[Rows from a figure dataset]
[start]

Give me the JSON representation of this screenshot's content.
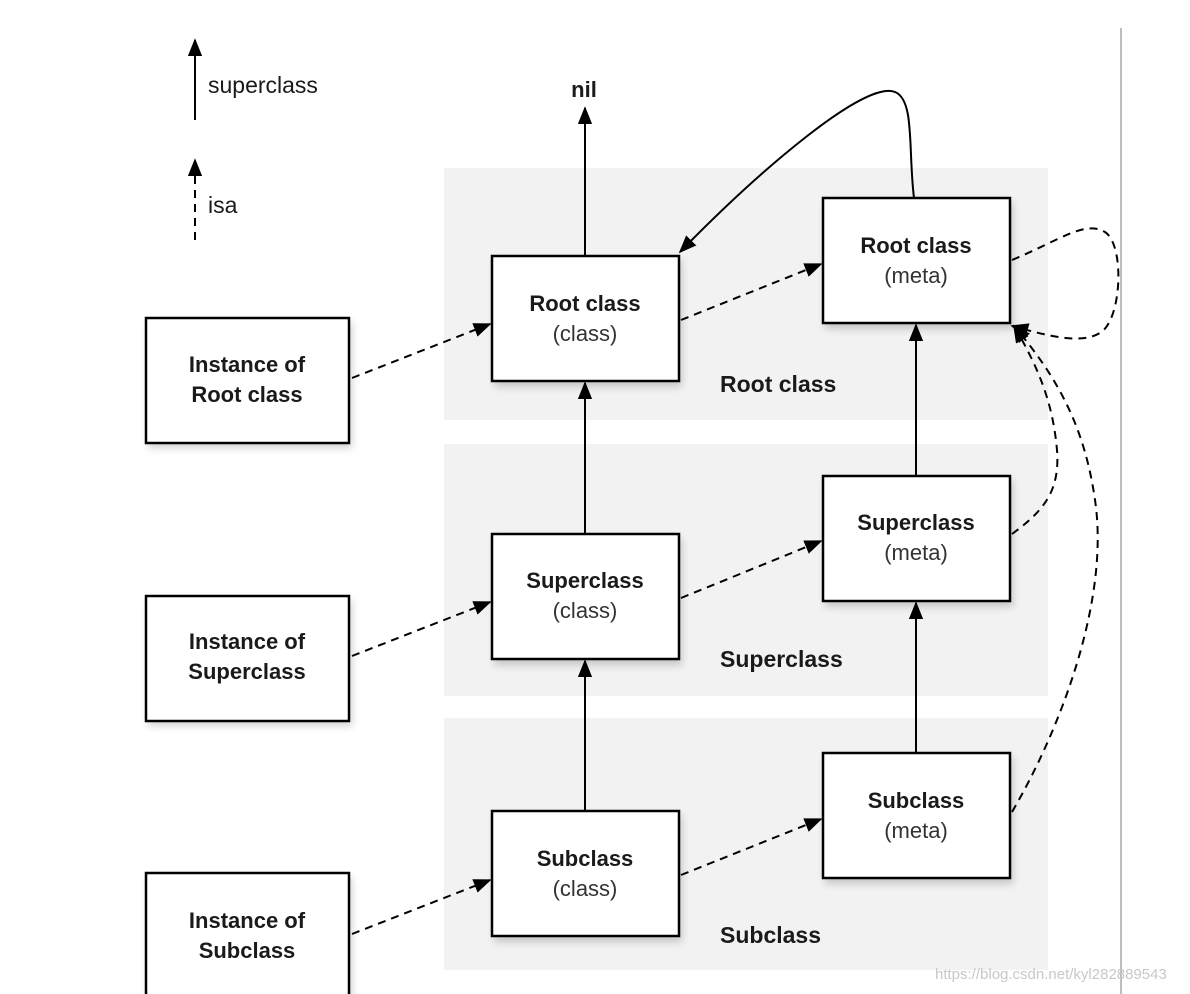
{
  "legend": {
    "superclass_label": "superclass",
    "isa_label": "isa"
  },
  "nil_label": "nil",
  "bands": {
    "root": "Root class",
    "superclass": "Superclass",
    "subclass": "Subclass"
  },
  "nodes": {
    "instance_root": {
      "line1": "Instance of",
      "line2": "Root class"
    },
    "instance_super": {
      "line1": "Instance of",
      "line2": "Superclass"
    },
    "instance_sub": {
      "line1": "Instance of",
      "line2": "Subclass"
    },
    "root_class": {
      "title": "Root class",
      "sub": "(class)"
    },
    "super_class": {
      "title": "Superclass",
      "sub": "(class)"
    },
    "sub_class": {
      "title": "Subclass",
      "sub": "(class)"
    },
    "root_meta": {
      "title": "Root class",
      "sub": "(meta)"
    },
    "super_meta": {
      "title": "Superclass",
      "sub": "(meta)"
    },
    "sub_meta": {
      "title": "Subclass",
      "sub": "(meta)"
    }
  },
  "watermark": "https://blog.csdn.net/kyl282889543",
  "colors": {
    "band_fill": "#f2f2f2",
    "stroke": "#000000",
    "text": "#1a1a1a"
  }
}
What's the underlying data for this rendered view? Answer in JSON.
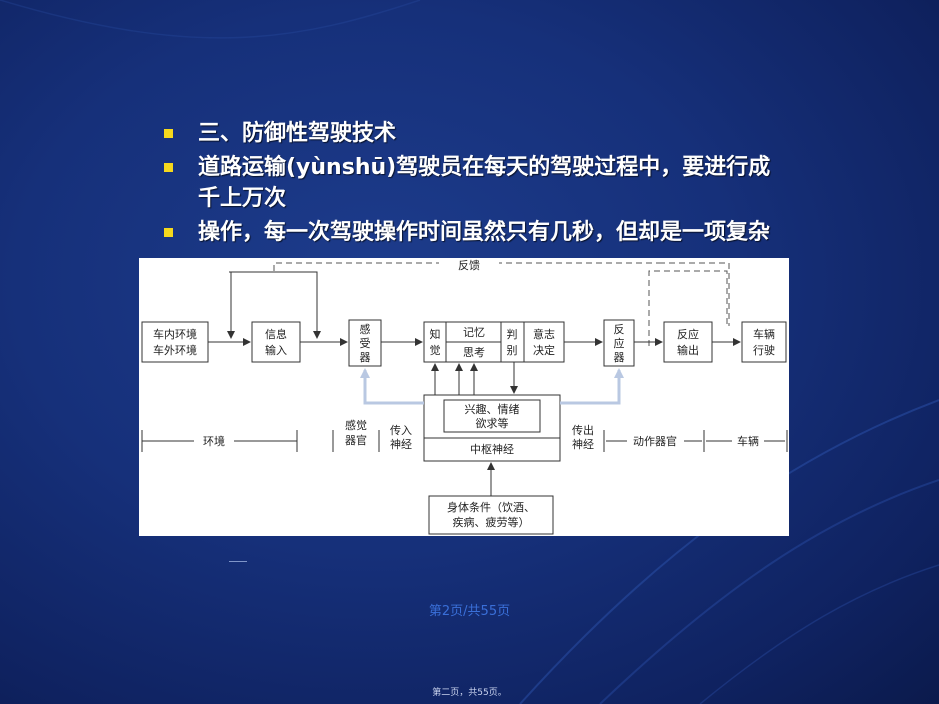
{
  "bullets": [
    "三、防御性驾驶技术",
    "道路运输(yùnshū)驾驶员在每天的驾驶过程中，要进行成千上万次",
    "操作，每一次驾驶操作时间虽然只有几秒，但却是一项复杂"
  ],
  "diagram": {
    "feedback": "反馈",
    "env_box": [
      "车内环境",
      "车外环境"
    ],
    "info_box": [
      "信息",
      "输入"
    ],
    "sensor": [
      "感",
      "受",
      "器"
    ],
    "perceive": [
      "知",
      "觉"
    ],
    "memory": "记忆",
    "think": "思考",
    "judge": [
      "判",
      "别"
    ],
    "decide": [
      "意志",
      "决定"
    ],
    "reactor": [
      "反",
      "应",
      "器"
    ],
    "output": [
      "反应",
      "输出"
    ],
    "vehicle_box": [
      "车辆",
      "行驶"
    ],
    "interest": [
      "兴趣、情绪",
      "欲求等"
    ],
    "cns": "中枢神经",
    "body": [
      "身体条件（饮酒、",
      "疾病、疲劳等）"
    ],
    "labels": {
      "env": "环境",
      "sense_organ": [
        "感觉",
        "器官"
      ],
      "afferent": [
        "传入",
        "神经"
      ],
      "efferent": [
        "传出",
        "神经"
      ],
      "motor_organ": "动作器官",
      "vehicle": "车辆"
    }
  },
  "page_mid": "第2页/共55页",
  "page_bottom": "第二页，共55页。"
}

[end]
[start]

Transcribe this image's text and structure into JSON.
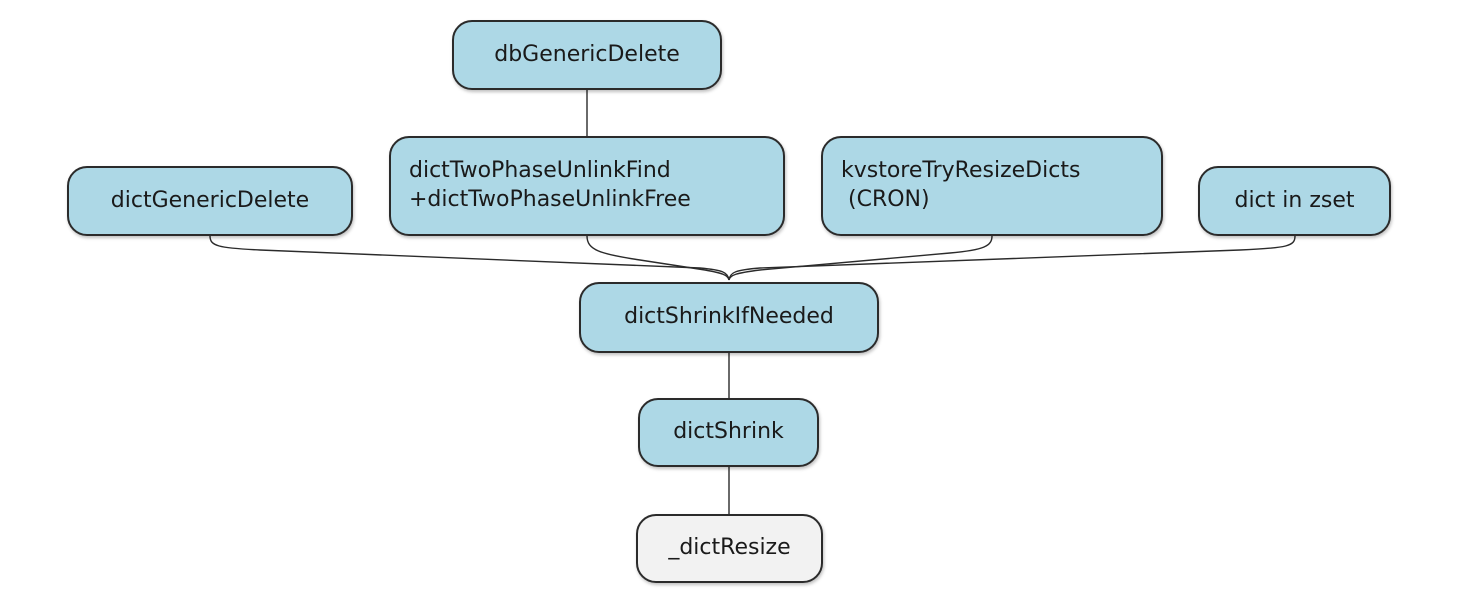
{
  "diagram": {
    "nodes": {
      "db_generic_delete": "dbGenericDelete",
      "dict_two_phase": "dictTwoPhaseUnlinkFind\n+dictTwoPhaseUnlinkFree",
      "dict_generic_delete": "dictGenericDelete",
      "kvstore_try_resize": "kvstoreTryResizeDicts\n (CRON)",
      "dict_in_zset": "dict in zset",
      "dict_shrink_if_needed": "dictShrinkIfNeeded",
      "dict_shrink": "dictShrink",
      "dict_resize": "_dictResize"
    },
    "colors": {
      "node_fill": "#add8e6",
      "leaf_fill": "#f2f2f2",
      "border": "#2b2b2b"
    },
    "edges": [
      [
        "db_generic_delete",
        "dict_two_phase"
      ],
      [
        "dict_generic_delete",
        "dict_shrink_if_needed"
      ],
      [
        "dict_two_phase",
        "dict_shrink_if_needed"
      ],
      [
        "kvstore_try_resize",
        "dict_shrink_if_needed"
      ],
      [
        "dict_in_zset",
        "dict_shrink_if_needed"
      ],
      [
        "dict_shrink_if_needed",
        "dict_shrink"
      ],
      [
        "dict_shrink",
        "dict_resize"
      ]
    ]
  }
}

[end]

Find the lines above holding the word "this" and show them.

• OUTPUT:
Give me the JSON representation of this screenshot's content.
What's the underlying data for this rendered view? Answer in JSON.
Transcribe this image's text and structure into JSON.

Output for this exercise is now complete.